=== INFORMATION SHOWN ===

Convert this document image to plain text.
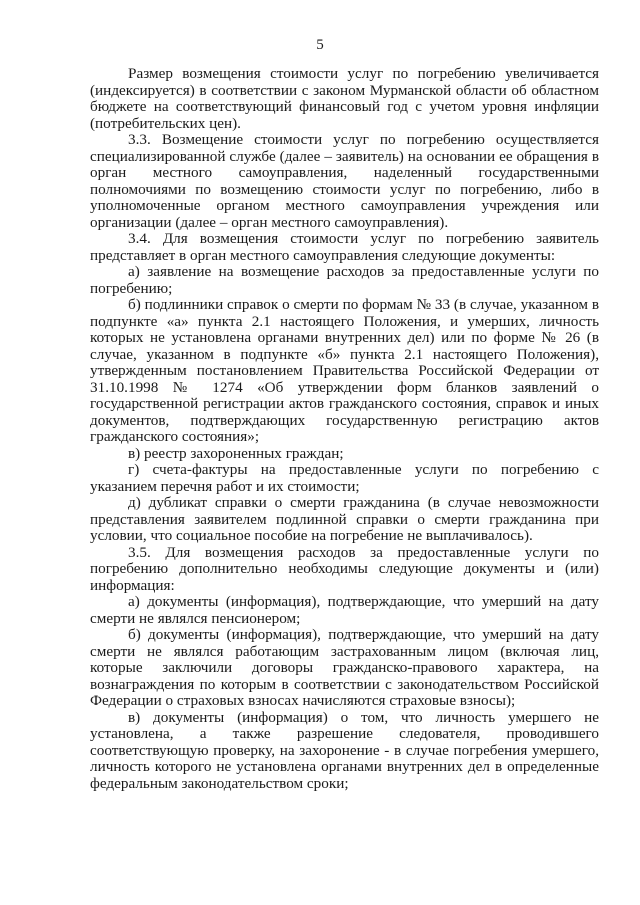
5

Размер возмещения стоимости услуг по погребению увеличивается (индексируется) в соответствии с законом Мурманской области об областном бюджете на соответствующий финансовый год с учетом уровня инфляции (потребительских цен).

3.3. Возмещение стоимости услуг по погребению осуществляется специализированной службе (далее – заявитель) на основании ее обращения в орган местного самоуправления, наделенный государственными полномочиями по возмещению стоимости услуг по погребению, либо в уполномоченные органом местного самоуправления учреждения или организации (далее – орган местного самоуправления).

3.4. Для возмещения стоимости услуг по погребению заявитель представляет в орган местного самоуправления следующие документы:

а) заявление на возмещение расходов за предоставленные услуги по погребению;

б) подлинники справок о смерти по формам № 33 (в случае, указанном в подпункте «а» пункта 2.1 настоящего Положения, и умерших, личность которых не установлена органами внутренних дел) или по форме № 26 (в случае, указанном в подпункте «б» пункта 2.1 настоящего Положения), утвержденным постановлением Правительства Российской Федерации от 31.10.1998 № 1274 «Об утверждении форм бланков заявлений о государственной регистрации актов гражданского состояния, справок и иных документов, подтверждающих государственную регистрацию актов гражданского состояния»;

в) реестр захороненных граждан;

г) счета-фактуры на предоставленные услуги по погребению с указанием перечня работ и их стоимости;

д) дубликат справки о смерти гражданина (в случае невозможности представления заявителем подлинной справки о смерти гражданина при условии, что социальное пособие на погребение не выплачивалось).

3.5. Для возмещения расходов за предоставленные услуги по погребению дополнительно необходимы следующие документы и (или) информация:

а) документы (информация), подтверждающие, что умерший на дату смерти не являлся пенсионером;

б) документы (информация), подтверждающие, что умерший на дату смерти не являлся работающим застрахованным лицом (включая лиц, которые заключили договоры гражданско-правового характера, на вознаграждения по которым в соответствии с законодательством Российской Федерации о страховых взносах начисляются страховые взносы);

в) документы (информация) о том, что личность умершего не установлена, а также разрешение следователя, проводившего соответствующую проверку, на захоронение - в случае погребения умершего, личность которого не установлена органами внутренних дел в определенные федеральным законодательством сроки;
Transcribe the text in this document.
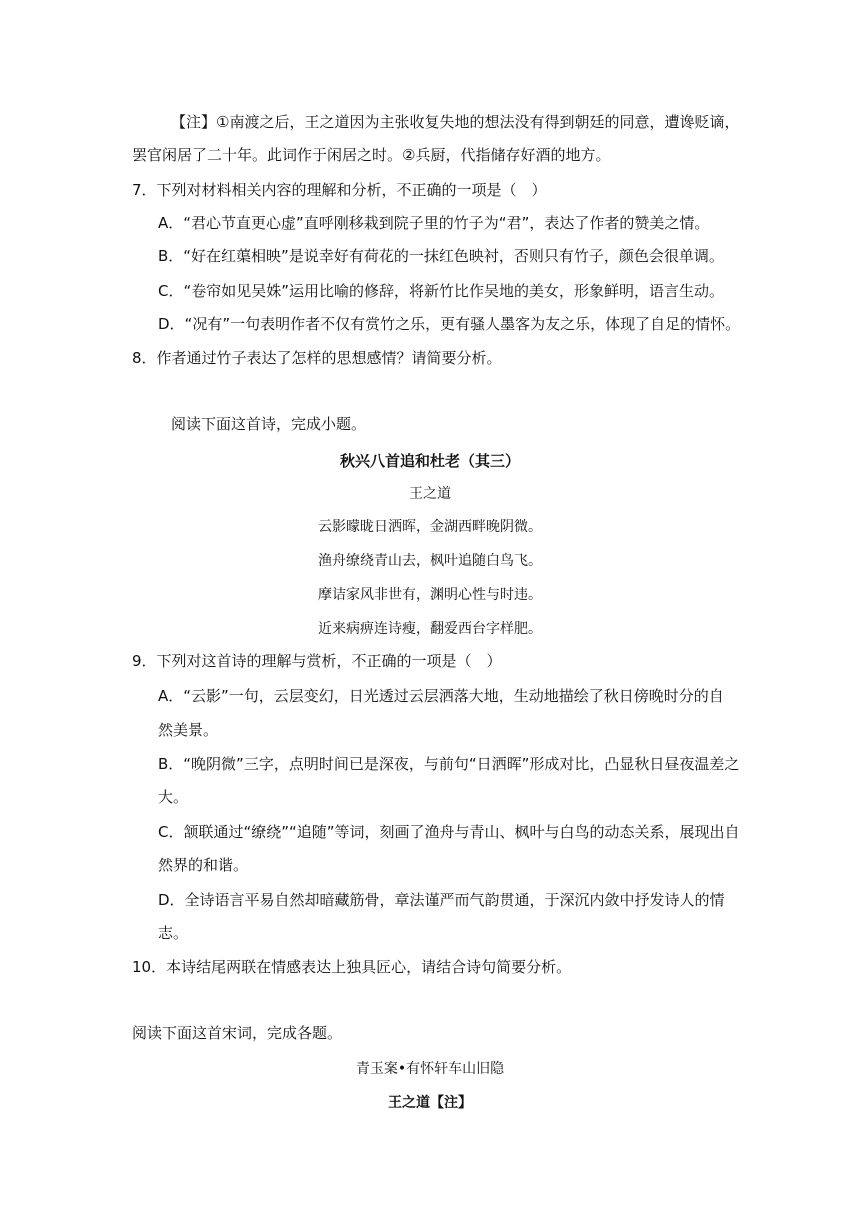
【注】①南渡之后，王之道因为主张收复失地的想法没有得到朝廷的同意，遭谗贬谪，
罢官闲居了二十年。此词作于闲居之时。②兵厨，代指储存好酒的地方。
7．下列对材料相关内容的理解和分析，不正确的一项是（　）
A．“君心节直更心虚”直呼刚移栽到院子里的竹子为“君”，表达了作者的赞美之情。
B．“好在红蕖相映”是说幸好有荷花的一抹红色映衬，否则只有竹子，颜色会很单调。
C．“卷帘如见吴姝”运用比喻的修辞，将新竹比作吴地的美女，形象鲜明，语言生动。
D．“况有”一句表明作者不仅有赏竹之乐，更有骚人墨客为友之乐，体现了自足的情怀。
8．作者通过竹子表达了怎样的思想感情？请简要分析。
阅读下面这首诗，完成小题。
秋兴八首追和杜老（其三）
王之道
云影曚昽日洒晖，金湖西畔晚阴微。
渔舟缭绕青山去，枫叶追随白鸟飞。
摩诘家风非世有，渊明心性与时违。
近来病痹连诗瘦，翻爱西台字样肥。
9．下列对这首诗的理解与赏析，不正确的一项是（　）
A．“云影”一句，云层变幻，日光透过云层洒落大地，生动地描绘了秋日傍晚时分的自
然美景。
B．“晚阴微”三字，点明时间已是深夜，与前句“日洒晖”形成对比，凸显秋日昼夜温差之
大。
C．颔联通过“缭绕”“追随”等词，刻画了渔舟与青山、枫叶与白鸟的动态关系，展现出自
然界的和谐。
D．全诗语言平易自然却暗藏筋骨，章法谨严而气韵贯通，于深沉内敛中抒发诗人的情
志。
10．本诗结尾两联在情感表达上独具匠心，请结合诗句简要分析。
阅读下面这首宋词，完成各题。
青玉案•有怀轩车山旧隐
王之道【注】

=== THE REQUEST ===
Take the line containing "Transcribe the text in this document." and every line after it up to the end of the entries, and quote them exactly. Both ends count; the pictures do not.

=== TASK RESULT ===
Transcribe the text in this document.
【注】①南渡之后，王之道因为主张收复失地的想法没有得到朝廷的同意，遭谗贬谪，
罢官闲居了二十年。此词作于闲居之时。②兵厨，代指储存好酒的地方。
7．下列对材料相关内容的理解和分析，不正确的一项是（　）
A．“君心节直更心虚”直呼刚移栽到院子里的竹子为“君”，表达了作者的赞美之情。
B．“好在红蕖相映”是说幸好有荷花的一抹红色映衬，否则只有竹子，颜色会很单调。
C．“卷帘如见吴姝”运用比喻的修辞，将新竹比作吴地的美女，形象鲜明，语言生动。
D．“况有”一句表明作者不仅有赏竹之乐，更有骚人墨客为友之乐，体现了自足的情怀。
8．作者通过竹子表达了怎样的思想感情？请简要分析。
阅读下面这首诗，完成小题。
秋兴八首追和杜老（其三）
王之道
云影曚昽日洒晖，金湖西畔晚阴微。
渔舟缭绕青山去，枫叶追随白鸟飞。
摩诘家风非世有，渊明心性与时违。
近来病痹连诗瘦，翻爱西台字样肥。
9．下列对这首诗的理解与赏析，不正确的一项是（　）
A．“云影”一句，云层变幻，日光透过云层洒落大地，生动地描绘了秋日傍晚时分的自
然美景。
B．“晚阴微”三字，点明时间已是深夜，与前句“日洒晖”形成对比，凸显秋日昼夜温差之
大。
C．颔联通过“缭绕”“追随”等词，刻画了渔舟与青山、枫叶与白鸟的动态关系，展现出自
然界的和谐。
D．全诗语言平易自然却暗藏筋骨，章法谨严而气韵贯通，于深沉内敛中抒发诗人的情
志。
10．本诗结尾两联在情感表达上独具匠心，请结合诗句简要分析。
阅读下面这首宋词，完成各题。
青玉案•有怀轩车山旧隐
王之道【注】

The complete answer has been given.